| Aim |
Collect from the data below each line with "BZRP".

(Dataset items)
╔══

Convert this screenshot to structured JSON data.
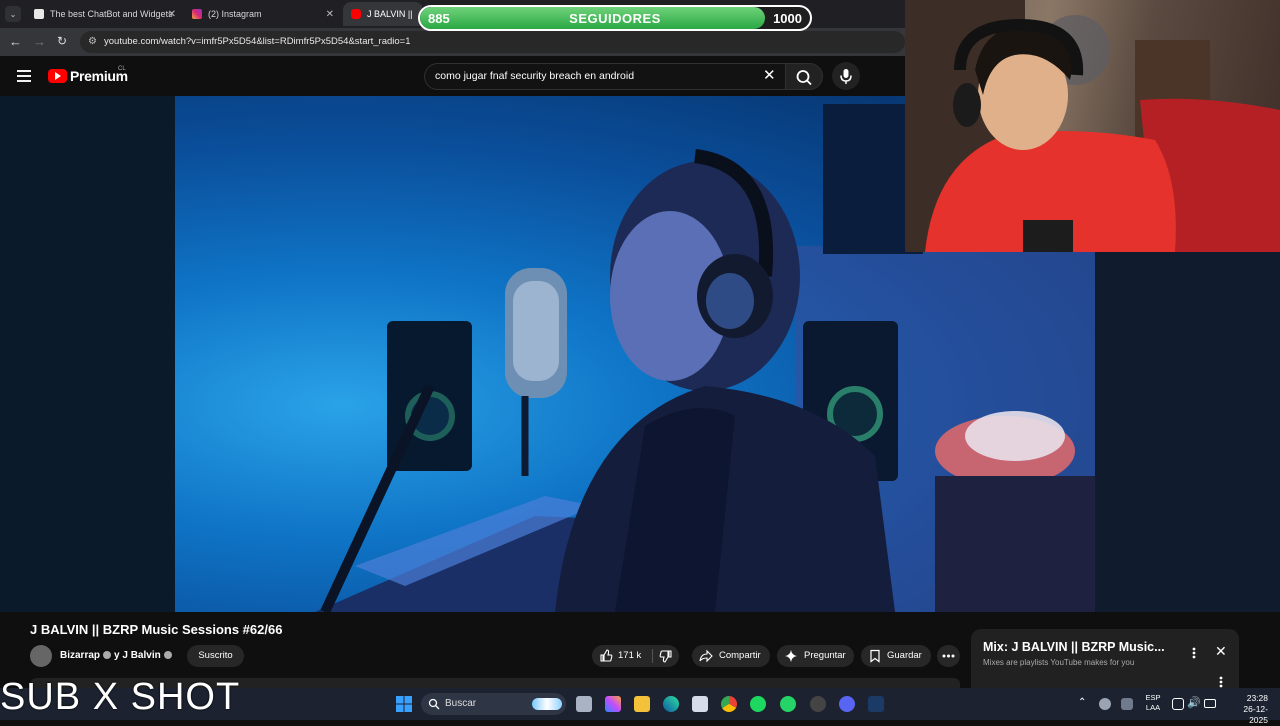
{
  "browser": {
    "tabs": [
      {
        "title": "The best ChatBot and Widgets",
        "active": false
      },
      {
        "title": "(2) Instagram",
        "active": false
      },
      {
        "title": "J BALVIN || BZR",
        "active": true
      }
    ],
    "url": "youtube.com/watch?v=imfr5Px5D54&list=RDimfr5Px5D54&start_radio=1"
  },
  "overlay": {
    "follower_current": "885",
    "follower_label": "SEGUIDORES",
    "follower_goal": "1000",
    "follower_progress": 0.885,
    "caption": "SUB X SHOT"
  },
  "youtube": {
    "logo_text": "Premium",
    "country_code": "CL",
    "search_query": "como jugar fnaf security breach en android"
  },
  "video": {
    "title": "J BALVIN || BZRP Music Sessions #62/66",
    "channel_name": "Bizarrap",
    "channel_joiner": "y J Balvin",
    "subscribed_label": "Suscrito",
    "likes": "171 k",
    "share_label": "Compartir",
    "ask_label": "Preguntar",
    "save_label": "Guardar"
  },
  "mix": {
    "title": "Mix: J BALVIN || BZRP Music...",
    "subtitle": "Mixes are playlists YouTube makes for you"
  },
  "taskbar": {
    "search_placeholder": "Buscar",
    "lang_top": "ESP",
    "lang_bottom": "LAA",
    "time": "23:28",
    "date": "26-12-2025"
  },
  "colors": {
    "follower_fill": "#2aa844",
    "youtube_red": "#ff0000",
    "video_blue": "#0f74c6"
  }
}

╚══
╔══

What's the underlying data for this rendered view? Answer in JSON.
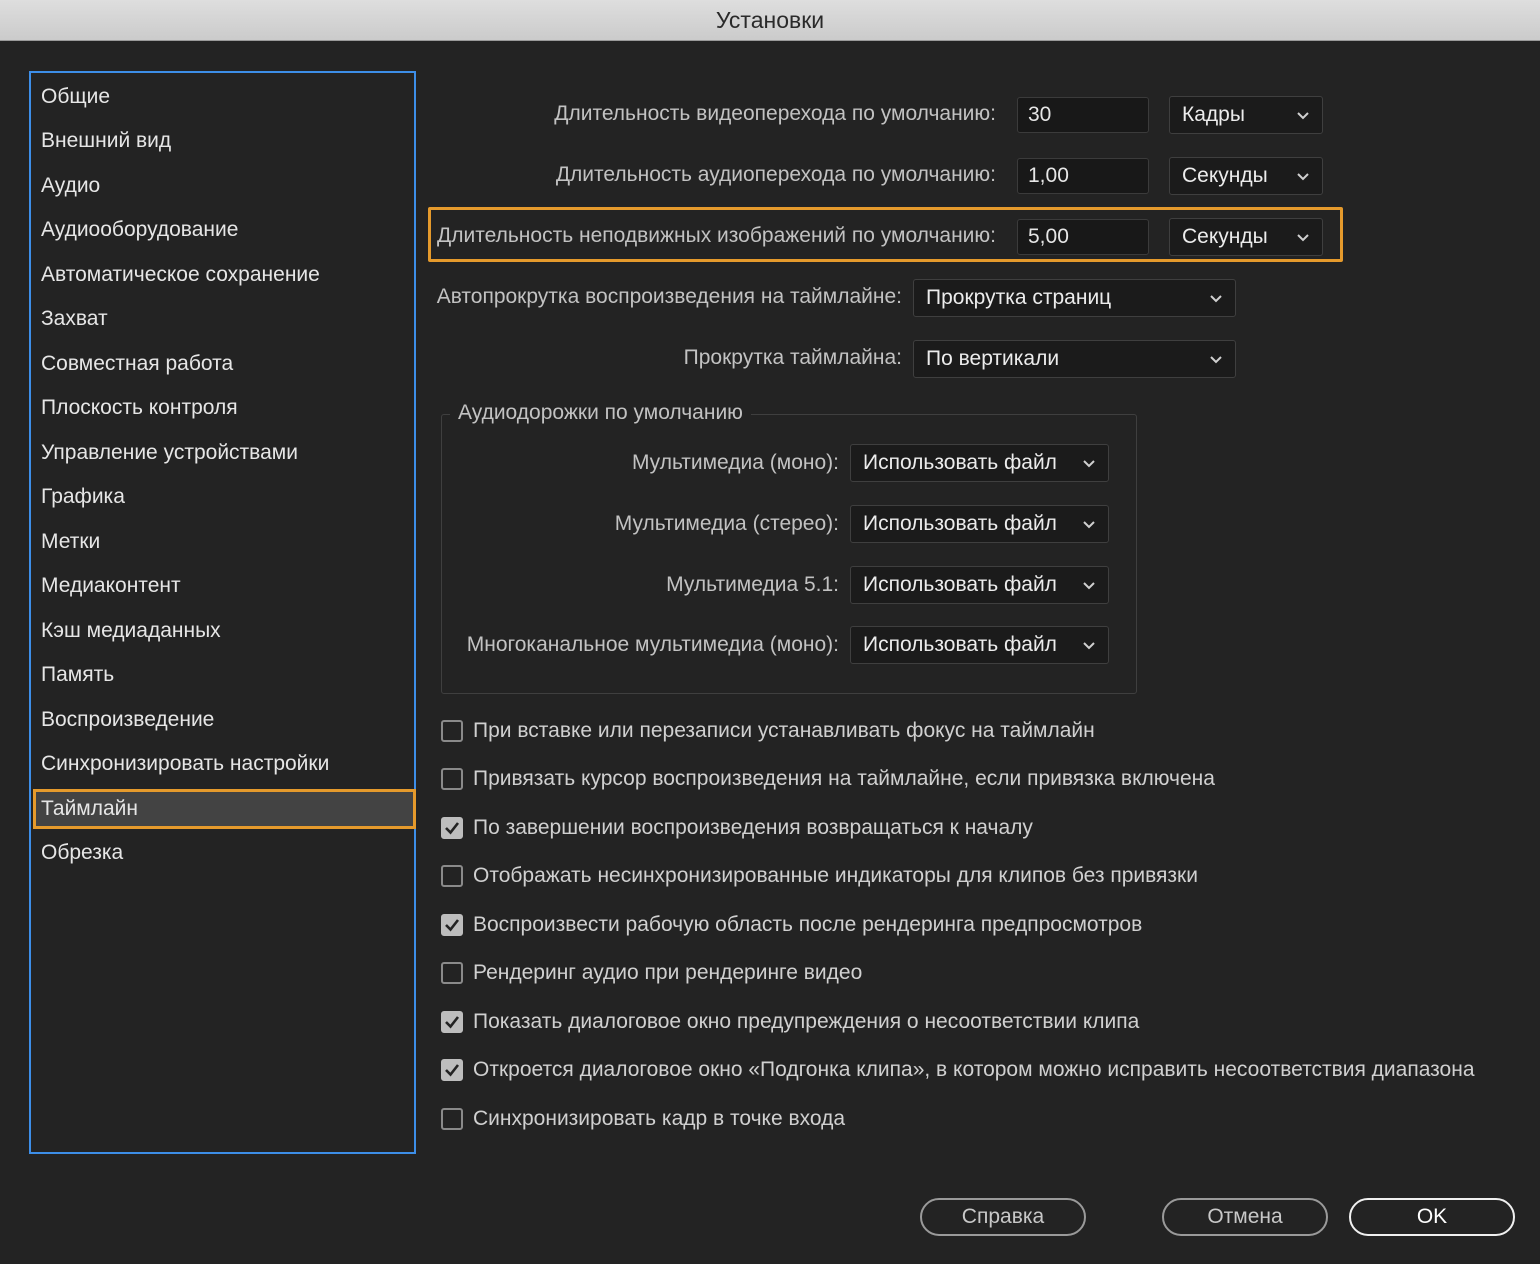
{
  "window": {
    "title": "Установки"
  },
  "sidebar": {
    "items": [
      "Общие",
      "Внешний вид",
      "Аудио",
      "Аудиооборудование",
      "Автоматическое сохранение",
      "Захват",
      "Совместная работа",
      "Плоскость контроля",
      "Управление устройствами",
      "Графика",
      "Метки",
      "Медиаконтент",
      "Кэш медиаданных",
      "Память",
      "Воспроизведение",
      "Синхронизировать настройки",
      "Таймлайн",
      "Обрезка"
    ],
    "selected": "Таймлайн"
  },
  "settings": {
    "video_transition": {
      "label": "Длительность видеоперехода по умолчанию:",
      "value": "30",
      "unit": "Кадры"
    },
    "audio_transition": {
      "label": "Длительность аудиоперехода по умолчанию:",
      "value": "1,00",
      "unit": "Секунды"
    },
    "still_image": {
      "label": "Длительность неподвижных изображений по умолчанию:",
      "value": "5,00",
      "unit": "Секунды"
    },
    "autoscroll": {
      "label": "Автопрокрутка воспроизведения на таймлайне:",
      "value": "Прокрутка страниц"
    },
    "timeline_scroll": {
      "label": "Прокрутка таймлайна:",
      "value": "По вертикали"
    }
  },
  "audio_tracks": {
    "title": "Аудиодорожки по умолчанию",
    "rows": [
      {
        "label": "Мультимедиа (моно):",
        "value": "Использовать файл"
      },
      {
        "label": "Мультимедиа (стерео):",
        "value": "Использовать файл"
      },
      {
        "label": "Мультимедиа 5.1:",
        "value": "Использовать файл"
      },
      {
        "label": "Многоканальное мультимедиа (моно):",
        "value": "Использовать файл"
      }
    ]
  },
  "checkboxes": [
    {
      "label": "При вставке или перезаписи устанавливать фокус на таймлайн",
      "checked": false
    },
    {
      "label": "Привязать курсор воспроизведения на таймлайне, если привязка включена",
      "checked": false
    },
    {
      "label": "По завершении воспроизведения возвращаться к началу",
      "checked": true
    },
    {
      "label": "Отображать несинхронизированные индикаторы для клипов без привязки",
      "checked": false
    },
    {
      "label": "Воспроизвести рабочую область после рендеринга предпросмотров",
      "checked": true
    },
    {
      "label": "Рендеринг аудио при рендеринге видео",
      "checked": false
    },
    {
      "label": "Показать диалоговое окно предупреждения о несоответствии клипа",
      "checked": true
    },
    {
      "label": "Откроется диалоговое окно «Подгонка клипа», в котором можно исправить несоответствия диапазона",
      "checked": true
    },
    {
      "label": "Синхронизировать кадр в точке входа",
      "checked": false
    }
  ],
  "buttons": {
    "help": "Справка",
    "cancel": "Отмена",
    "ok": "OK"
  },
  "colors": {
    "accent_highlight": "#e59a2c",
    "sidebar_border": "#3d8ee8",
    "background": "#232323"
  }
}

╚══
╔══

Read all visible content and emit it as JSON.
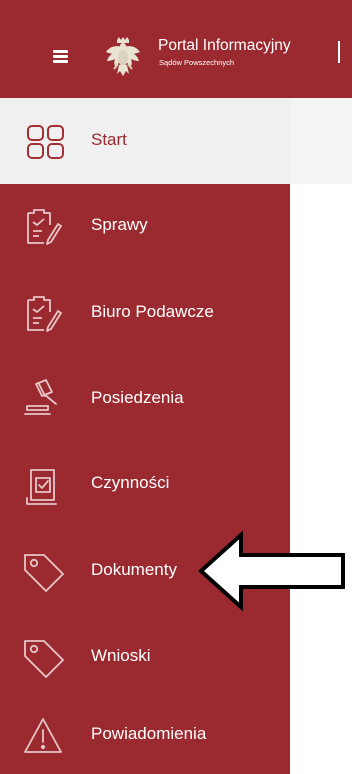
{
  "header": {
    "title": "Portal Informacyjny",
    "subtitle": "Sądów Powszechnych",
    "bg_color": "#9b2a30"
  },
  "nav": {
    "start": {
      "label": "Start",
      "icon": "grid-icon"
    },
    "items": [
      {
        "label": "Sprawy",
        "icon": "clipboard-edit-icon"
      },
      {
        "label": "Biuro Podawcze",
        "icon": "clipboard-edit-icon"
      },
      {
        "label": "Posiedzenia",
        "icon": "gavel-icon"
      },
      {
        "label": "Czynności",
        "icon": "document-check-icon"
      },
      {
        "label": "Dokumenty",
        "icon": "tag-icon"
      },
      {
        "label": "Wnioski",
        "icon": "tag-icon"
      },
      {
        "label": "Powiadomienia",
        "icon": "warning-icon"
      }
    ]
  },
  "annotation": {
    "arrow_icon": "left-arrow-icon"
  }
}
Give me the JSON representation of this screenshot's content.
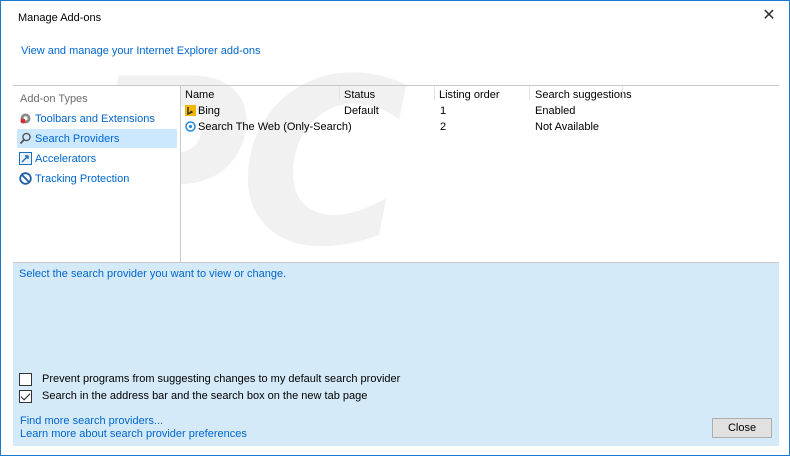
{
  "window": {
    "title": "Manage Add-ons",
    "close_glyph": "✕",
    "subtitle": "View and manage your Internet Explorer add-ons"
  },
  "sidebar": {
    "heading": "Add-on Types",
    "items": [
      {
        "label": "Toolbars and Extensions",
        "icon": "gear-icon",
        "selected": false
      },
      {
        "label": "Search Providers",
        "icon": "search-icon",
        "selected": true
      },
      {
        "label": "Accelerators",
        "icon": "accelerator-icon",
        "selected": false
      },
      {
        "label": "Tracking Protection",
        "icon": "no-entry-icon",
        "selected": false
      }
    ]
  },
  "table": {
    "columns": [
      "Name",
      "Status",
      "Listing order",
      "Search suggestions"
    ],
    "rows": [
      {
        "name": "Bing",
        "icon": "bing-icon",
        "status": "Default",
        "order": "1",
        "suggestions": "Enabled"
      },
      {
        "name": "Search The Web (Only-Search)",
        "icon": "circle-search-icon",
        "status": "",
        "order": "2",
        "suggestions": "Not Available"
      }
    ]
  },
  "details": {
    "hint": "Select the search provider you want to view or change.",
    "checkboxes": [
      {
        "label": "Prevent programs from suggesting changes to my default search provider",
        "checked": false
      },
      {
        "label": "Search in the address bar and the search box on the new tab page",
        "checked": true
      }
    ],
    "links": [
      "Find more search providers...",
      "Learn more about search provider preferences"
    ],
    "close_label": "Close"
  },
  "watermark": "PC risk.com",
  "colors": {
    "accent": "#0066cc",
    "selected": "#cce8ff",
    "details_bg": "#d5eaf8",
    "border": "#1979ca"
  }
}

╚══

| Task solution |
    "title": "J BALVIN || BZRP Music Sessions #62/66",
    "title": "Mix: J BALVIN || BZRP Music...",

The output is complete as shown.